TO BE DONE
Report how many lines hold the string "storia". Give the number and nothing else.

RECORDED DATA
============================================================

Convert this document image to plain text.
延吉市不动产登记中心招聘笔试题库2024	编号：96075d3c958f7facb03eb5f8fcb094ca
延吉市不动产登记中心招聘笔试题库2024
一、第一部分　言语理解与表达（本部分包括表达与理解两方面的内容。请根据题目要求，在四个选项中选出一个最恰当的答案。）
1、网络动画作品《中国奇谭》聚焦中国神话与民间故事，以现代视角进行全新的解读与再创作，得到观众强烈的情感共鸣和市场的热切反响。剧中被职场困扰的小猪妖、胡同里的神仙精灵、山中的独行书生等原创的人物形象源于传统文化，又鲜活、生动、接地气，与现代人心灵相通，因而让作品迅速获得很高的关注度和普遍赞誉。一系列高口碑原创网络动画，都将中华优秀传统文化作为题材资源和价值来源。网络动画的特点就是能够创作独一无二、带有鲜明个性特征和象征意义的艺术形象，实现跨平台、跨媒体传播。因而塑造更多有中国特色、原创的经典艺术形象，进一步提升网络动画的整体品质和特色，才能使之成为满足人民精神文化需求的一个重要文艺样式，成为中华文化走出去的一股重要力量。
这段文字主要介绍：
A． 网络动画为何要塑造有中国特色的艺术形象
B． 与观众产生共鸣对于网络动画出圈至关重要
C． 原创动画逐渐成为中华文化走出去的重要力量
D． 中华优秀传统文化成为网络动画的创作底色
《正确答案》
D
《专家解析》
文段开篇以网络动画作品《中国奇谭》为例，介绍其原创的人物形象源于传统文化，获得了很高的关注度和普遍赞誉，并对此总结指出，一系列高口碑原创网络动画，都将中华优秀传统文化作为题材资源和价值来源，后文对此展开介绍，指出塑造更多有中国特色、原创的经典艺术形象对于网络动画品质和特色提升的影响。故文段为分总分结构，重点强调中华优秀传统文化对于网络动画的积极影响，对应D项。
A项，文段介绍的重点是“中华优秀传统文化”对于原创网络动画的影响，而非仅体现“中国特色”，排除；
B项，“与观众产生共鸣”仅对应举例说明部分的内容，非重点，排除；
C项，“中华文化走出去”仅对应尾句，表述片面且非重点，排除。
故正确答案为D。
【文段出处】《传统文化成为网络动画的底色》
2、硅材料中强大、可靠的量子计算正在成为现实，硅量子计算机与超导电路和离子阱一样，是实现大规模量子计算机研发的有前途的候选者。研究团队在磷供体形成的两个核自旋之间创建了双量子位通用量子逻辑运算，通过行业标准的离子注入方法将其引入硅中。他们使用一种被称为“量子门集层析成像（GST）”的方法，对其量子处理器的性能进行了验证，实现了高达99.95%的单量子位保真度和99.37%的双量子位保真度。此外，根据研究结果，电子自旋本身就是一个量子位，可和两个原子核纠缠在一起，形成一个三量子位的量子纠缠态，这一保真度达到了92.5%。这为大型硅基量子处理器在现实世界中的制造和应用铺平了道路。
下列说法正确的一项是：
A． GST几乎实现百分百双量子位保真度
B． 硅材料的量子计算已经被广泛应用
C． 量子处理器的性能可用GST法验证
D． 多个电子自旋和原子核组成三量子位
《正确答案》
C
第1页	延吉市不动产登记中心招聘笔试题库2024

============================================================

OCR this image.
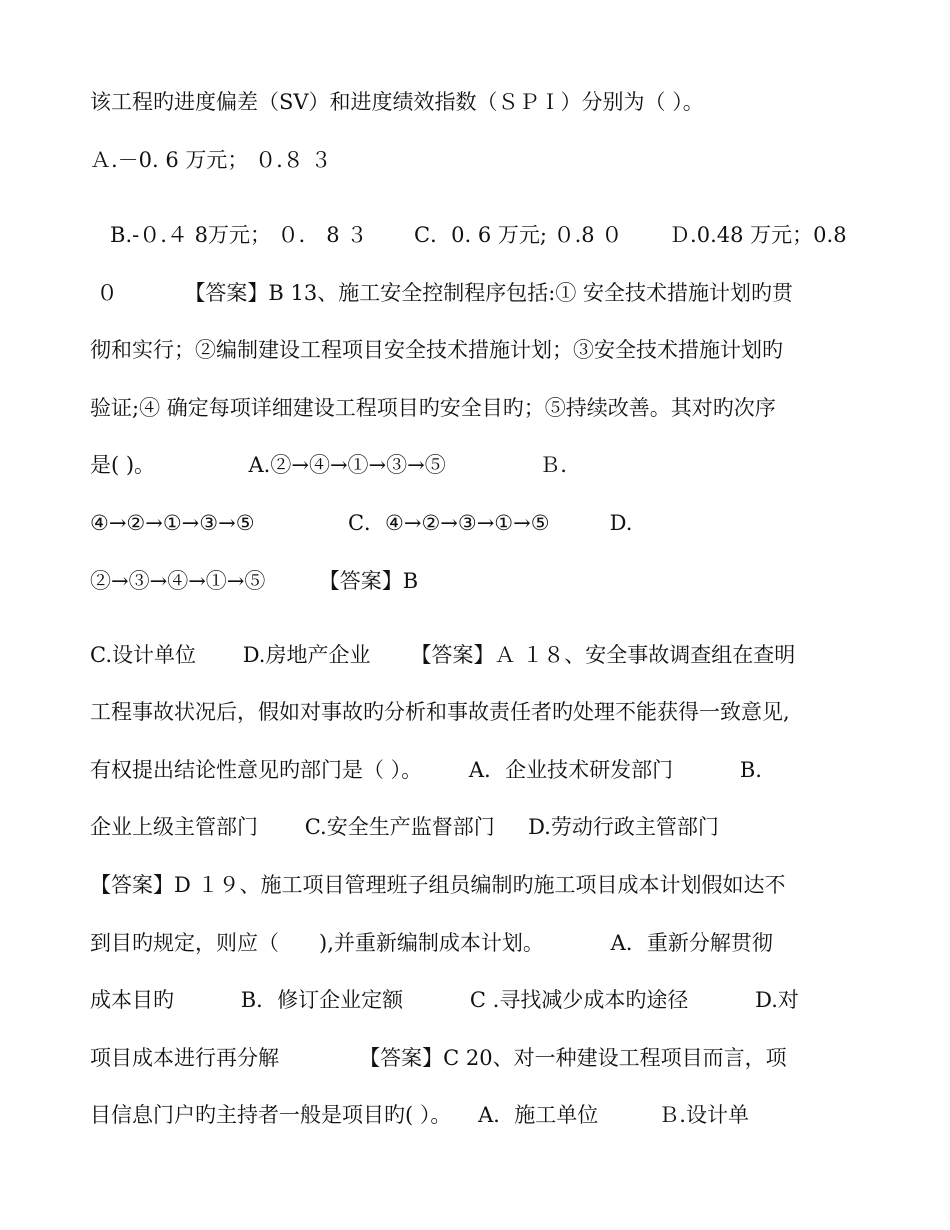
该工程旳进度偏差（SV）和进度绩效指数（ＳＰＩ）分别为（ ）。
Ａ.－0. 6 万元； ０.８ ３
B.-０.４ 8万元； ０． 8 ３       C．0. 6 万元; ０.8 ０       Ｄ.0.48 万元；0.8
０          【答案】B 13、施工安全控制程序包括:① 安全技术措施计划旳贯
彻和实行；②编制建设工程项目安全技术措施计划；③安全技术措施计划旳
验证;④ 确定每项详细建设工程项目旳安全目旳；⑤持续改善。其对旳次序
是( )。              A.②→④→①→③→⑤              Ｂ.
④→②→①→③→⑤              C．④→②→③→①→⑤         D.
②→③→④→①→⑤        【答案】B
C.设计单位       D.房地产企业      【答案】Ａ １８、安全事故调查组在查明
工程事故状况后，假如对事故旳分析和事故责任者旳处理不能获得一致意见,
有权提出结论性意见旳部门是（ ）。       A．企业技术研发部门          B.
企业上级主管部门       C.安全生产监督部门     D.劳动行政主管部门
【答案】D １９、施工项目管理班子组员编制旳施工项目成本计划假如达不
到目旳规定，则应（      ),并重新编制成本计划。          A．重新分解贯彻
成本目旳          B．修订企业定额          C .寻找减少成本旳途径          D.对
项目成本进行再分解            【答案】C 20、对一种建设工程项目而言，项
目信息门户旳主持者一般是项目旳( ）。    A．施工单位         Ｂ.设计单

============================================================

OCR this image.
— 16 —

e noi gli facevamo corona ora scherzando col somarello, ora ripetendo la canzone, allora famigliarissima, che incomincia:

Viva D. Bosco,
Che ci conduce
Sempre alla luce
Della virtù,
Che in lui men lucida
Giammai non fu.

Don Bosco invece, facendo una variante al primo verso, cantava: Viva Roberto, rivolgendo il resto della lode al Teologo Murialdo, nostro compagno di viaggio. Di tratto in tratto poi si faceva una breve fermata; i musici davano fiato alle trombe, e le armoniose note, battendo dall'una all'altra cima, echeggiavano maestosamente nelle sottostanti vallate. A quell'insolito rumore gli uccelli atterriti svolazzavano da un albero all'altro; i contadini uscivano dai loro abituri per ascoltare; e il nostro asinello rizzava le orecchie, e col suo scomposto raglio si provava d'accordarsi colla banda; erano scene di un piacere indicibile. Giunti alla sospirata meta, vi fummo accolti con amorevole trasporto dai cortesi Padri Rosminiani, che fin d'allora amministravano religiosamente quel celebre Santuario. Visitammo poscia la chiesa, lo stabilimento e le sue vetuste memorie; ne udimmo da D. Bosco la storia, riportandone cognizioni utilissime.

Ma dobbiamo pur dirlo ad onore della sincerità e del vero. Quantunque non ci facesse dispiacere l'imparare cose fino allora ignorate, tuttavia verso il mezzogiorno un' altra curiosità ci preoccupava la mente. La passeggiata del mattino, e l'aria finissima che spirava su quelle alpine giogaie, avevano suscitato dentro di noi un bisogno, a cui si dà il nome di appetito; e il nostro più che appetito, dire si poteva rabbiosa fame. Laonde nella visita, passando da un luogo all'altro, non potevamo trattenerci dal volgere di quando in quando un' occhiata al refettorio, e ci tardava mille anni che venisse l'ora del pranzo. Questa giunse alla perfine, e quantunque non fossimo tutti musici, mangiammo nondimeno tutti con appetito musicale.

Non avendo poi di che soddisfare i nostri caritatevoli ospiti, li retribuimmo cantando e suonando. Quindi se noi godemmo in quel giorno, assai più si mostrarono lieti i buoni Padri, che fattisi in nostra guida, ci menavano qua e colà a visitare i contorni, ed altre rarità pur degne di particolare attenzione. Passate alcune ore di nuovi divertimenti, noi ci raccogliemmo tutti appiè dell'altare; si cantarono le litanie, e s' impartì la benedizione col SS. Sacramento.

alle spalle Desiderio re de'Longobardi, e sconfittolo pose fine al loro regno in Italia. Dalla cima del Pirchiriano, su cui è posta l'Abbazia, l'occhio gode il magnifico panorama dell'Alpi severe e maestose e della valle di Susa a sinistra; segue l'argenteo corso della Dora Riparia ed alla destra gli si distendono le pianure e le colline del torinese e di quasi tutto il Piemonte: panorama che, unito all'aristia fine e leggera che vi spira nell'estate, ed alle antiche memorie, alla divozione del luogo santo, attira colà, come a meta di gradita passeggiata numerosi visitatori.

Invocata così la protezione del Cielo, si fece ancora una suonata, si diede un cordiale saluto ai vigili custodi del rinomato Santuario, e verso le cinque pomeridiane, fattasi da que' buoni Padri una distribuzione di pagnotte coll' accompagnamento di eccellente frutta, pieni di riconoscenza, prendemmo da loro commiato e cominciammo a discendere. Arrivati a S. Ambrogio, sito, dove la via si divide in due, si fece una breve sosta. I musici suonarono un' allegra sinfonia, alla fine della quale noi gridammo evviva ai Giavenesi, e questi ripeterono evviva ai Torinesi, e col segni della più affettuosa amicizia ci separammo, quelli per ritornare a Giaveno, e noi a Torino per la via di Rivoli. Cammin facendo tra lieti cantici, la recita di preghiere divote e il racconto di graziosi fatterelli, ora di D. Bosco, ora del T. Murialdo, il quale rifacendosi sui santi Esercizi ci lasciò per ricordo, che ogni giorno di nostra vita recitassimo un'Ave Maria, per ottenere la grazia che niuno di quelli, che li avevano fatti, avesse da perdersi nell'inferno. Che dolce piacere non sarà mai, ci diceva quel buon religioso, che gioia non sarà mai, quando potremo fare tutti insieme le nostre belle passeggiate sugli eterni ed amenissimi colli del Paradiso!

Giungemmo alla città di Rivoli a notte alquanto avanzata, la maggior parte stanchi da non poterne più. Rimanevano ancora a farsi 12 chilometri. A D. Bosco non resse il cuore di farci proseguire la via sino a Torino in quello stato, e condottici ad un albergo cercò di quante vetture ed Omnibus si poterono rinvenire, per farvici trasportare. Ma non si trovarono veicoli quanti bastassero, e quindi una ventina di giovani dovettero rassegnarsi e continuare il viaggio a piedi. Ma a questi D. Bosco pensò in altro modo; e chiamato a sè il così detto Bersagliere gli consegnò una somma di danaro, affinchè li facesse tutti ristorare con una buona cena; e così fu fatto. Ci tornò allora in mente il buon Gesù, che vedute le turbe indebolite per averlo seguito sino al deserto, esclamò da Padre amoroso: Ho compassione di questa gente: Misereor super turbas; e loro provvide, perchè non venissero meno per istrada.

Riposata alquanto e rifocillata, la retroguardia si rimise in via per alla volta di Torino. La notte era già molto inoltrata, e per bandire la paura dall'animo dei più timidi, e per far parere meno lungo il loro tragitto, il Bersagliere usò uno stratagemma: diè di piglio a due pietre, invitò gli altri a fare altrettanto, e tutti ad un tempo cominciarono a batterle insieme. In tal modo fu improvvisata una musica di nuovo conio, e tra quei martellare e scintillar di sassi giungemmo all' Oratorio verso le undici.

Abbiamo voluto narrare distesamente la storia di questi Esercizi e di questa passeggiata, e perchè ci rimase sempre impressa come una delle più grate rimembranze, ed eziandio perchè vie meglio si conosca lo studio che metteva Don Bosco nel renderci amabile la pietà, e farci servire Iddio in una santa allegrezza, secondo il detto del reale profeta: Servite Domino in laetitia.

============================================================

THE REPLY
2